### [Tasks to perform]
**A)** Recast the records as a numbered list, from their first line through the line containing "y-tick-label: 0.0 [155,1246,225,1297]", leaving out blank lines.
**B)** Continue the page on remembering 9/11 and fearing flight, picking up right after its last sentence.

### [Page extract]
=====
As I boarded numerous planes this summer, the rational side of my brain and the irrational side of my brain were at war. I told myself my fears were irrational but that didn’t really stop my palms from sweating or my stomach from clenching at takeoff.

But now I realize my 8-year-old self took the wrong conclusion from that day. The problem doesn’t start with airplanes; it starts in misunderstanding one another.

We fight because we don’t agree with people who are different from us. We start war because it’s easier than finding neutral ground.

As I reflect back on that September morning 12 years later, I realize the lesson we all should learn is to love a little more.

Sure, it’s not that easy and it doesn’t boil down that simply. There were decades behind the attacks and a dozen people could give at least a dozen reasons why they happened.

But ultimately, we’re all people, we’re all trying to make our way in the world and we all want to do what we think is right.

Remember the tragedy, remember those who died, but remember to put hate in the background.

Love one another because in the end, we’re all we have.

4 comments

  1. It’s the mark of your generation that you are scared to fly because of terrorism. It’s the mark of my slightly older generation to be scared to fly due to TWA Flight 800. That happened when I was 12 and I couldn’t fly until I was 27!

  2. Thank you for this article. It is just an opinion, but it really lets us know (those of us that are in our 40’s and 50’s), what went on in children’s minds 12 years ago. I do not have kids, so I didn’t need to explain what 9/11 meant to them and the world. It is interesting to hear that you thought, at 8 years old, the fear should be of planes, and not terrorists. Thank you for a look inside a child’s mind on that terrible, terrible day.
=====
[Collection entries]
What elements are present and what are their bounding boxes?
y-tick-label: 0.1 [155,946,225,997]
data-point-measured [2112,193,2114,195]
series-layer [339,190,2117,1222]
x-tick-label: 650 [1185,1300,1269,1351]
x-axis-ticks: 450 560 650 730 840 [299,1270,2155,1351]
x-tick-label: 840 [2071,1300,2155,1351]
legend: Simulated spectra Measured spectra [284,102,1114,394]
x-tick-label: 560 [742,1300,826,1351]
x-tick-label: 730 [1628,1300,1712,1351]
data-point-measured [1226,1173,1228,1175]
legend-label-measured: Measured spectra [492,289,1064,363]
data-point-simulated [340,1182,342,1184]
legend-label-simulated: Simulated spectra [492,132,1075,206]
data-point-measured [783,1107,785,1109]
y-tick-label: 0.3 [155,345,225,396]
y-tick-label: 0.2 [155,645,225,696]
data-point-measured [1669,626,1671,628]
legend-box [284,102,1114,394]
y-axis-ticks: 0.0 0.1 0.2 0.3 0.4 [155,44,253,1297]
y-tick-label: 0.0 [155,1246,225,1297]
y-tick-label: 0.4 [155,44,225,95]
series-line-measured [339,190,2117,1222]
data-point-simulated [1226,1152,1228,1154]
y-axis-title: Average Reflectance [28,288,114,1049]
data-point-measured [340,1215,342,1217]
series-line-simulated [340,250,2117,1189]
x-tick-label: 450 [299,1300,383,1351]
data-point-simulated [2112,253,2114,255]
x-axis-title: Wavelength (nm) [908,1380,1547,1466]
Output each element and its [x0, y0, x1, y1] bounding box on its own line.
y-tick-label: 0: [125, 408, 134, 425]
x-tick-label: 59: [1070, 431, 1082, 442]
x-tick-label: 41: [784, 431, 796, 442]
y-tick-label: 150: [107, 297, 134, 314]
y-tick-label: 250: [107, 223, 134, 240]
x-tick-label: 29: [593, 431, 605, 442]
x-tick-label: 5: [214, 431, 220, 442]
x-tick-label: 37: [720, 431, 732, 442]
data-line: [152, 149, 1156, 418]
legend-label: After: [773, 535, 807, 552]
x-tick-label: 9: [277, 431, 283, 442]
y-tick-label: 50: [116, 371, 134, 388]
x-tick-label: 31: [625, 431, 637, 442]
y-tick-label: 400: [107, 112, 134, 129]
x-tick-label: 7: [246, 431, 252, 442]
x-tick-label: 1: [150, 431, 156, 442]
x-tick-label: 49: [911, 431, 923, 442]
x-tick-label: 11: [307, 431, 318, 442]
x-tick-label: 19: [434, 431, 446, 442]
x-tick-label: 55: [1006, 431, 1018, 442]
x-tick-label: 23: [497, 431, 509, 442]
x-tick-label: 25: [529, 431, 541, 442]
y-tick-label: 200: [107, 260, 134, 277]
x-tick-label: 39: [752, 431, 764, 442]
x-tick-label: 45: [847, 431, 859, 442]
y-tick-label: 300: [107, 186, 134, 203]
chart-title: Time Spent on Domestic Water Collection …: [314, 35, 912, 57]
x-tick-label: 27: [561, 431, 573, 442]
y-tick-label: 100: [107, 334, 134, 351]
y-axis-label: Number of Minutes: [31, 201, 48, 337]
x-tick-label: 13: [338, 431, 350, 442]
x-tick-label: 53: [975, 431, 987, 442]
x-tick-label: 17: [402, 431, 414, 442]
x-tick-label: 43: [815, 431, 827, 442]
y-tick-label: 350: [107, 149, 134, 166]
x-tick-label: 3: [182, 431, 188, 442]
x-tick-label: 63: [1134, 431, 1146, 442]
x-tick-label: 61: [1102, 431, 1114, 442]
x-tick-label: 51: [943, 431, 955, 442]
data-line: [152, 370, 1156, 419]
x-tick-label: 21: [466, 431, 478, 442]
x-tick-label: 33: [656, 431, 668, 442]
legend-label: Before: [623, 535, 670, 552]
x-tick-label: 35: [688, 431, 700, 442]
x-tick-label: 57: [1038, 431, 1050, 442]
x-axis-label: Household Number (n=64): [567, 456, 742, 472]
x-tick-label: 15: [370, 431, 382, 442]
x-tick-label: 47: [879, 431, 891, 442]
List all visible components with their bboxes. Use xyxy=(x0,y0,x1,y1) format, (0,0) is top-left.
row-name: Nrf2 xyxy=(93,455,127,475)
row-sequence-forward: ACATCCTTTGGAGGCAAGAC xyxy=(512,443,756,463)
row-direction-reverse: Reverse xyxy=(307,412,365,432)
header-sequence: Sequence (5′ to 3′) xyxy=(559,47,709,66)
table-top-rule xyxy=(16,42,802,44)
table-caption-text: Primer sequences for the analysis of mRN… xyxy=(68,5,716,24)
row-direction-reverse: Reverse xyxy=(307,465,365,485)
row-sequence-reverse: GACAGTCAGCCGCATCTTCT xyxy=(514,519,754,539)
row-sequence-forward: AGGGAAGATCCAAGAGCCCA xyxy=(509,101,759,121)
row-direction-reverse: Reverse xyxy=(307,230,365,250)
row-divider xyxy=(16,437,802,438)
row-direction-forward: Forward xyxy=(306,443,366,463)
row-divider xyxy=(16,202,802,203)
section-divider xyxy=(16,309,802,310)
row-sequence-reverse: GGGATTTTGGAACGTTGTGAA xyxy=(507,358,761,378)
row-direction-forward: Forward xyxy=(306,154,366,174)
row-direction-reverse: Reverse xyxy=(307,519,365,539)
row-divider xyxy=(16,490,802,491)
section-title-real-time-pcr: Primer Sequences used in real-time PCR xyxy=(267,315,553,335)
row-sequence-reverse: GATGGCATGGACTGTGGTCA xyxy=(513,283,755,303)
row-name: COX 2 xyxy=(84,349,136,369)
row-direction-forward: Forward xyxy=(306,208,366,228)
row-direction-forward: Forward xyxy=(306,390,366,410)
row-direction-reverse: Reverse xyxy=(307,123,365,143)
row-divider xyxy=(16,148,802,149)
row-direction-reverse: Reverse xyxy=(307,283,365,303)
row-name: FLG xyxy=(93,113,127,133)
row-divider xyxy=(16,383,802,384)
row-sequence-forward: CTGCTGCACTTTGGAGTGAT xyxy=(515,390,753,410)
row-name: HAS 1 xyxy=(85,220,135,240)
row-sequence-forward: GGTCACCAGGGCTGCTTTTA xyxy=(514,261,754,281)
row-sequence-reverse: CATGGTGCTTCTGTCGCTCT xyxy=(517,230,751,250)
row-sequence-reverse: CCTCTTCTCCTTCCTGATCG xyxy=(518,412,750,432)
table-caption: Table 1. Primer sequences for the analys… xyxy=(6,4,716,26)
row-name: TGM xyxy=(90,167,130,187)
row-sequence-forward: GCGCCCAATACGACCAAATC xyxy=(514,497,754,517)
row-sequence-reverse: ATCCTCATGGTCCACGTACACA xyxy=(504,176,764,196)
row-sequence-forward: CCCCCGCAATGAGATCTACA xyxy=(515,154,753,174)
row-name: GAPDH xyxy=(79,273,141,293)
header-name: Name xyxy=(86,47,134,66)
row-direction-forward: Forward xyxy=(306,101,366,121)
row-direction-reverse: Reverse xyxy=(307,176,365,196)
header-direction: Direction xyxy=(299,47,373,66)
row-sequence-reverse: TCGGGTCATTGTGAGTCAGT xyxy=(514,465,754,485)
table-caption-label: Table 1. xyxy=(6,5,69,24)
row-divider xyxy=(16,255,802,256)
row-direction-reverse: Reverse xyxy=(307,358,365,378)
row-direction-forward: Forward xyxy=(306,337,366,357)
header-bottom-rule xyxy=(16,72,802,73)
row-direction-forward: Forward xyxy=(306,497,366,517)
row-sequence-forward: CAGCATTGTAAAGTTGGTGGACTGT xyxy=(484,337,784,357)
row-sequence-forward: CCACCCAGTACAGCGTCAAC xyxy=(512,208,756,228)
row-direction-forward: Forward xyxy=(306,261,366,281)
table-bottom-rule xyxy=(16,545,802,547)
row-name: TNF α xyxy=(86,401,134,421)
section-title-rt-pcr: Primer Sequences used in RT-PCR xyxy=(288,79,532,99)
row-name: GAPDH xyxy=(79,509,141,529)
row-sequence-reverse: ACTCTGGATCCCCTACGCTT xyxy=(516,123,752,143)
=====
### [Results of the tasks]
**A)**
1. What elements are present and what are their bounding boxes?
2. y-tick-label: 0.1 [155,946,225,997]
3. data-point-measured [2112,193,2114,195]
4. series-layer [339,190,2117,1222]
5. x-tick-label: 650 [1185,1300,1269,1351]
6. x-axis-ticks: 450 560 650 730 840 [299,1270,2155,1351]
7. x-tick-label: 840 [2071,1300,2155,1351]
8. legend: Simulated spectra Measured spectra [284,102,1114,394]
9. x-tick-label: 560 [742,1300,826,1351]
10. x-tick-label: 730 [1628,1300,1712,1351]
11. data-point-measured [1226,1173,1228,1175]
12. legend-label-measured: Measured spectra [492,289,1064,363]
13. data-point-simulated [340,1182,342,1184]
14. legend-label-simulated: Simulated spectra [492,132,1075,206]
15. data-point-measured [783,1107,785,1109]
16. y-tick-label: 0.3 [155,345,225,396]
17. y-tick-label: 0.2 [155,645,225,696]
18. data-point-measured [1669,626,1671,628]
19. legend-box [284,102,1114,394]
20. y-axis-ticks: 0.0 0.1 0.2 0.3 0.4 [155,44,253,1297]
21. y-tick-label: 0.0 [155,1246,225,1297]

**B)**
  3. As an octogenarian, well traveled retired journalist for more than a half century, and a staunch supporter of OSU (the parent of a faculty member), I comment on Michele Theodore’s well written piece.

    I comment with the experiences of flying nearly as many miles as members of flight crews. First of all, I do and have always loved to fly. I go back to the days when passengers on commercial jets usually wore ties and jackets instead of jeans and T-shirts. I should also say that I had the pleasure of flying almost always in the first class section (either on the expense account or the courtesy of an upgrade).

    Although many things changed over the years (from props to jets to super speed Concords, from elegant dining to bring your own or none at all), the big change came on 9/11. Prior o that, there was the very rare highjacking of an aircraft. But it was 9-11 that brought the military (mostly National Guardsmen) to the airports. As an American, I was unaccustomed o seeing soldiers armed with automatic weapons watching over me. When I learned that most of these weapons were not loaded, it still was any Erie feeling. I expected it in many foreign airports but not in New York City or even in Ft. Lauderdale or Iowa City.

    Then of course came the intensive body searches, the removal of shoes (which became very difficult as I passed into my 70’s and 80’s- now changed rules abide). Then came the often rude, intimidating, TSA officers endowed with enormous authority and apparent lack of oversight. I did find a few TSA officers who were polite, efficient, sympathetic yet they were almost always located in small airports. Also in many countries known for friendliness to tourists. On rare occasions when I inquired during a search whether that agent has ever found a weapon, in almost every case my answer was either silence of an increase in the intensity of search on my body. Notwithstanding the fact that for the last decade and a half, I am dependent on a cane and in airports, a wheelchair. Though I do look some 20 years younger than I am, It shocked me to see “old” people (those who look like they are in the 90’s or more, being body searched.

    Considering my experiences and knowledge gained by my work experience, I came to realize that the enormous expenses engendered by such intense security was created by the need to appear strong. Appearance
    can be costly.

    I look at Israel who has the need (not appearance) of real security, their effectiveness should be copied. That would be real security, less costly, with well trained conscienceous employees. That might be an ecellent choice for “outsourcing”.

  4. No ****, Sherlock.

    Unfortunately, the idiots trained for TSA are trained to follow orders and protocol, not think.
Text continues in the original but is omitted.